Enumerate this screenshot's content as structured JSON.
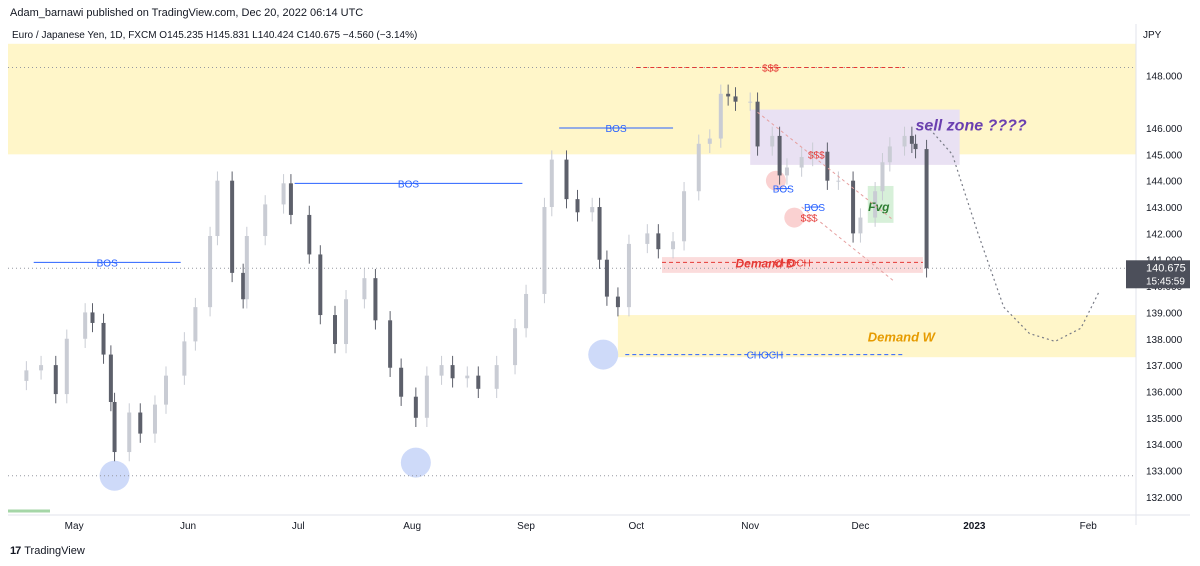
{
  "header": {
    "published_line": "Adam_barnawi published on TradingView.com, Dec 20, 2022 06:14 UTC"
  },
  "footer": {
    "brand": "TradingView"
  },
  "chart_data": {
    "type": "candlestick",
    "symbol_legend": "Euro / Japanese Yen, 1D, FXCM  O145.235  H145.831  L140.424  C140.675  −4.560 (−3.14%)",
    "currency_label": "JPY",
    "ylim": [
      131.5,
      149.8
    ],
    "y_ticks": [
      132.0,
      133.0,
      134.0,
      135.0,
      136.0,
      137.0,
      138.0,
      139.0,
      140.0,
      141.0,
      142.0,
      143.0,
      144.0,
      145.0,
      146.0,
      148.0
    ],
    "y_tick_labels": [
      "132.000",
      "133.000",
      "134.000",
      "135.000",
      "136.000",
      "137.000",
      "138.000",
      "139.000",
      "140.000",
      "141.000",
      "142.000",
      "143.000",
      "144.000",
      "145.000",
      "146.000",
      "148.000"
    ],
    "x_range": [
      "2022-04-13",
      "2023-02-14"
    ],
    "x_ticks": [
      {
        "date": "2022-05-01",
        "label": "May"
      },
      {
        "date": "2022-06-01",
        "label": "Jun"
      },
      {
        "date": "2022-07-01",
        "label": "Jul"
      },
      {
        "date": "2022-08-01",
        "label": "Aug"
      },
      {
        "date": "2022-09-01",
        "label": "Sep"
      },
      {
        "date": "2022-10-01",
        "label": "Oct"
      },
      {
        "date": "2022-11-01",
        "label": "Nov"
      },
      {
        "date": "2022-12-01",
        "label": "Dec"
      },
      {
        "date": "2023-01-01",
        "label": "2023"
      },
      {
        "date": "2023-02-01",
        "label": "Feb"
      }
    ],
    "last_price": {
      "value": 140.675,
      "label": "140.675",
      "countdown": "15:45:59"
    },
    "closes": [
      {
        "date": "2022-04-18",
        "close": 136.8
      },
      {
        "date": "2022-04-22",
        "close": 137.0
      },
      {
        "date": "2022-04-26",
        "close": 135.9
      },
      {
        "date": "2022-04-29",
        "close": 138.0
      },
      {
        "date": "2022-05-04",
        "close": 139.0
      },
      {
        "date": "2022-05-06",
        "close": 138.6
      },
      {
        "date": "2022-05-09",
        "close": 137.4
      },
      {
        "date": "2022-05-11",
        "close": 135.6
      },
      {
        "date": "2022-05-12",
        "close": 133.7
      },
      {
        "date": "2022-05-16",
        "close": 135.2
      },
      {
        "date": "2022-05-19",
        "close": 134.4
      },
      {
        "date": "2022-05-23",
        "close": 135.5
      },
      {
        "date": "2022-05-26",
        "close": 136.6
      },
      {
        "date": "2022-05-31",
        "close": 137.9
      },
      {
        "date": "2022-06-03",
        "close": 139.2
      },
      {
        "date": "2022-06-07",
        "close": 141.9
      },
      {
        "date": "2022-06-09",
        "close": 144.0
      },
      {
        "date": "2022-06-13",
        "close": 140.5
      },
      {
        "date": "2022-06-16",
        "close": 139.5
      },
      {
        "date": "2022-06-17",
        "close": 141.9
      },
      {
        "date": "2022-06-22",
        "close": 143.1
      },
      {
        "date": "2022-06-27",
        "close": 143.9
      },
      {
        "date": "2022-06-29",
        "close": 142.7
      },
      {
        "date": "2022-07-04",
        "close": 141.2
      },
      {
        "date": "2022-07-07",
        "close": 138.9
      },
      {
        "date": "2022-07-11",
        "close": 137.8
      },
      {
        "date": "2022-07-14",
        "close": 139.5
      },
      {
        "date": "2022-07-19",
        "close": 140.3
      },
      {
        "date": "2022-07-22",
        "close": 138.7
      },
      {
        "date": "2022-07-26",
        "close": 136.9
      },
      {
        "date": "2022-07-29",
        "close": 135.8
      },
      {
        "date": "2022-08-02",
        "close": 135.0
      },
      {
        "date": "2022-08-05",
        "close": 136.6
      },
      {
        "date": "2022-08-09",
        "close": 137.0
      },
      {
        "date": "2022-08-12",
        "close": 136.5
      },
      {
        "date": "2022-08-16",
        "close": 136.6
      },
      {
        "date": "2022-08-19",
        "close": 136.1
      },
      {
        "date": "2022-08-24",
        "close": 137.0
      },
      {
        "date": "2022-08-29",
        "close": 138.4
      },
      {
        "date": "2022-09-01",
        "close": 139.7
      },
      {
        "date": "2022-09-06",
        "close": 143.0
      },
      {
        "date": "2022-09-08",
        "close": 144.8
      },
      {
        "date": "2022-09-12",
        "close": 143.3
      },
      {
        "date": "2022-09-15",
        "close": 142.8
      },
      {
        "date": "2022-09-19",
        "close": 143.0
      },
      {
        "date": "2022-09-21",
        "close": 141.0
      },
      {
        "date": "2022-09-23",
        "close": 139.6
      },
      {
        "date": "2022-09-26",
        "close": 139.2
      },
      {
        "date": "2022-09-29",
        "close": 141.6
      },
      {
        "date": "2022-10-04",
        "close": 142.0
      },
      {
        "date": "2022-10-07",
        "close": 141.4
      },
      {
        "date": "2022-10-11",
        "close": 141.7
      },
      {
        "date": "2022-10-14",
        "close": 143.6
      },
      {
        "date": "2022-10-18",
        "close": 145.4
      },
      {
        "date": "2022-10-21",
        "close": 145.6
      },
      {
        "date": "2022-10-24",
        "close": 147.3
      },
      {
        "date": "2022-10-26",
        "close": 147.2
      },
      {
        "date": "2022-10-28",
        "close": 147.0
      },
      {
        "date": "2022-11-01",
        "close": 147.0
      },
      {
        "date": "2022-11-03",
        "close": 145.3
      },
      {
        "date": "2022-11-07",
        "close": 145.7
      },
      {
        "date": "2022-11-09",
        "close": 144.2
      },
      {
        "date": "2022-11-11",
        "close": 144.5
      },
      {
        "date": "2022-11-15",
        "close": 144.9
      },
      {
        "date": "2022-11-18",
        "close": 145.1
      },
      {
        "date": "2022-11-22",
        "close": 144.0
      },
      {
        "date": "2022-11-25",
        "close": 144.0
      },
      {
        "date": "2022-11-29",
        "close": 142.0
      },
      {
        "date": "2022-12-01",
        "close": 142.6
      },
      {
        "date": "2022-12-05",
        "close": 143.6
      },
      {
        "date": "2022-12-07",
        "close": 144.7
      },
      {
        "date": "2022-12-09",
        "close": 145.3
      },
      {
        "date": "2022-12-13",
        "close": 145.7
      },
      {
        "date": "2022-12-15",
        "close": 145.4
      },
      {
        "date": "2022-12-16",
        "close": 145.2
      },
      {
        "date": "2022-12-19",
        "close": 140.675
      }
    ],
    "swing_lows": [
      {
        "date": "2022-05-12",
        "value": 132.8
      },
      {
        "date": "2022-08-02",
        "value": 133.3
      },
      {
        "date": "2022-09-22",
        "value": 137.4
      }
    ],
    "zones": [
      {
        "label": "",
        "from": "2022-04-13",
        "to": "2023-02-14",
        "low": 145.0,
        "high": 149.2,
        "color": "#fff6c9"
      },
      {
        "label": "sell zone ????",
        "from": "2022-11-01",
        "to": "2022-12-28",
        "low": 144.6,
        "high": 146.7,
        "color": "#e9e1f3"
      },
      {
        "label": "Demand D",
        "from": "2022-10-08",
        "to": "2022-12-18",
        "low": 140.5,
        "high": 141.1,
        "color": "#fbdcdc"
      },
      {
        "label": "Demand W",
        "from": "2022-09-26",
        "to": "2023-02-14",
        "low": 137.3,
        "high": 138.9,
        "color": "#fff6c9"
      }
    ],
    "annotations": [
      {
        "label": "BOS",
        "from": "2022-04-20",
        "to": "2022-05-30",
        "value": 140.9,
        "color": "#2962ff"
      },
      {
        "label": "BOS",
        "from": "2022-06-30",
        "to": "2022-08-31",
        "value": 143.9,
        "color": "#2962ff"
      },
      {
        "label": "BOS",
        "from": "2022-09-10",
        "to": "2022-10-11",
        "value": 146.0,
        "color": "#2962ff"
      },
      {
        "label": "BOS",
        "from": "2022-11-08",
        "to": "2022-11-12",
        "value": 143.7,
        "color": "#2962ff"
      },
      {
        "label": "BOS",
        "from": "2022-11-17",
        "to": "2022-11-20",
        "value": 143.0,
        "color": "#2962ff"
      },
      {
        "label": "CHOCH",
        "from": "2022-09-28",
        "to": "2022-12-13",
        "value": 137.4,
        "color": "#2962ff"
      },
      {
        "label": "CHOCH",
        "from": "2022-10-08",
        "to": "2022-12-18",
        "value": 140.9,
        "color": "#e53935"
      },
      {
        "label": "$$$",
        "from": "2022-10-01",
        "to": "2022-12-13",
        "value": 148.3,
        "color": "#e53935"
      },
      {
        "label": "$$$",
        "from": "2022-11-19",
        "to": "2022-11-19",
        "value": 145.0,
        "color": "#e53935"
      },
      {
        "label": "$$$",
        "from": "2022-11-17",
        "to": "2022-11-17",
        "value": 142.6,
        "color": "#e53935"
      },
      {
        "label": "Fvg",
        "from": "2022-12-06",
        "to": "2022-12-06",
        "value": 143.0,
        "color": "#2e7d32"
      }
    ],
    "forecast_path": [
      {
        "date": "2022-12-19",
        "value": 146.1
      },
      {
        "date": "2022-12-26",
        "value": 145.0
      },
      {
        "date": "2023-01-02",
        "value": 142.0
      },
      {
        "date": "2023-01-09",
        "value": 139.2
      },
      {
        "date": "2023-01-16",
        "value": 138.2
      },
      {
        "date": "2023-01-23",
        "value": 137.9
      },
      {
        "date": "2023-01-30",
        "value": 138.4
      },
      {
        "date": "2023-02-04",
        "value": 139.8
      }
    ]
  }
}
++++++++++++++++++++
Only the number is needed here: how many lines of the records contain "TradingView"?

2